▶ **WHAT YOU ARE ASKED TO DO**: The records are to be restated in their entirety, word for word.

[Extracted records]
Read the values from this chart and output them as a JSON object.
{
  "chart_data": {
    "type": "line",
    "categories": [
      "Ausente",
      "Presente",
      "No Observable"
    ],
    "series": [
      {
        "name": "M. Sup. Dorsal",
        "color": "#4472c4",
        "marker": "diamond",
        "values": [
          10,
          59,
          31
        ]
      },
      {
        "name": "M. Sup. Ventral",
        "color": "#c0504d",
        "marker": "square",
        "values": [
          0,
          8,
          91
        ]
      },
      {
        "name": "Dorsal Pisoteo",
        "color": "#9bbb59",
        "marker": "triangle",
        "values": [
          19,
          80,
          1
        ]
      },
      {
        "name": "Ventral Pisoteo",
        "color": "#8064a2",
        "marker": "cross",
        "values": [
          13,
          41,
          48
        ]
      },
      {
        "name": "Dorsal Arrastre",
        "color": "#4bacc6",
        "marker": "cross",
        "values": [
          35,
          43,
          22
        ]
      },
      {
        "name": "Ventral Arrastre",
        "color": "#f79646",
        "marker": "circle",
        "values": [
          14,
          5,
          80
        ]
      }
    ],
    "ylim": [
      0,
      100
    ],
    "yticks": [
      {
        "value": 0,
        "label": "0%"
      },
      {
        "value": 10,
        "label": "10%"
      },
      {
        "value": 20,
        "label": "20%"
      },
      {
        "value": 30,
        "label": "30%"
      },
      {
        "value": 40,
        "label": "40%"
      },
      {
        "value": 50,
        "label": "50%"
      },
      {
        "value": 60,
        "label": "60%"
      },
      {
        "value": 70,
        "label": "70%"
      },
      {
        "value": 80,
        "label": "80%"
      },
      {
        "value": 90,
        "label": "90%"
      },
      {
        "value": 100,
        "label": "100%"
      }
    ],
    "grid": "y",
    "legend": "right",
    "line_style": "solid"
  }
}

▶ **WRITTEN SOLUTION**:
Read the values from this chart and output them as a JSON object.
{
  "chart_data": {
    "type": "line",
    "categories": [
      "Ausente",
      "Presente",
      "No Observable"
    ],
    "series": [
      {
        "name": "M. Sup. Dorsal",
        "color": "#4472c4",
        "marker": "diamond",
        "values": [
          10,
          59,
          31
        ]
      },
      {
        "name": "M. Sup. Ventral",
        "color": "#c0504d",
        "marker": "square",
        "values": [
          0,
          8,
          91
        ]
      },
      {
        "name": "Dorsal Pisoteo",
        "color": "#9bbb59",
        "marker": "triangle",
        "values": [
          19,
          80,
          1
        ]
      },
      {
        "name": "Ventral Pisoteo",
        "color": "#8064a2",
        "marker": "cross",
        "values": [
          13,
          41,
          48
        ]
      },
      {
        "name": "Dorsal Arrastre",
        "color": "#4bacc6",
        "marker": "cross",
        "values": [
          35,
          43,
          22
        ]
      },
      {
        "name": "Ventral Arrastre",
        "color": "#f79646",
        "marker": "circle",
        "values": [
          14,
          5,
          80
        ]
      }
    ],
    "ylim": [
      0,
      100
    ],
    "yticks": [
      {
        "value": 0,
        "label": "0%"
      },
      {
        "value": 10,
        "label": "10%"
      },
      {
        "value": 20,
        "label": "20%"
      },
      {
        "value": 30,
        "label": "30%"
      },
      {
        "value": 40,
        "label": "40%"
      },
      {
        "value": 50,
        "label": "50%"
      },
      {
        "value": 60,
        "label": "60%"
      },
      {
        "value": 70,
        "label": "70%"
      },
      {
        "value": 80,
        "label": "80%"
      },
      {
        "value": 90,
        "label": "90%"
      },
      {
        "value": 100,
        "label": "100%"
      }
    ],
    "grid": "y",
    "legend": "right",
    "line_style": "solid"
  }
}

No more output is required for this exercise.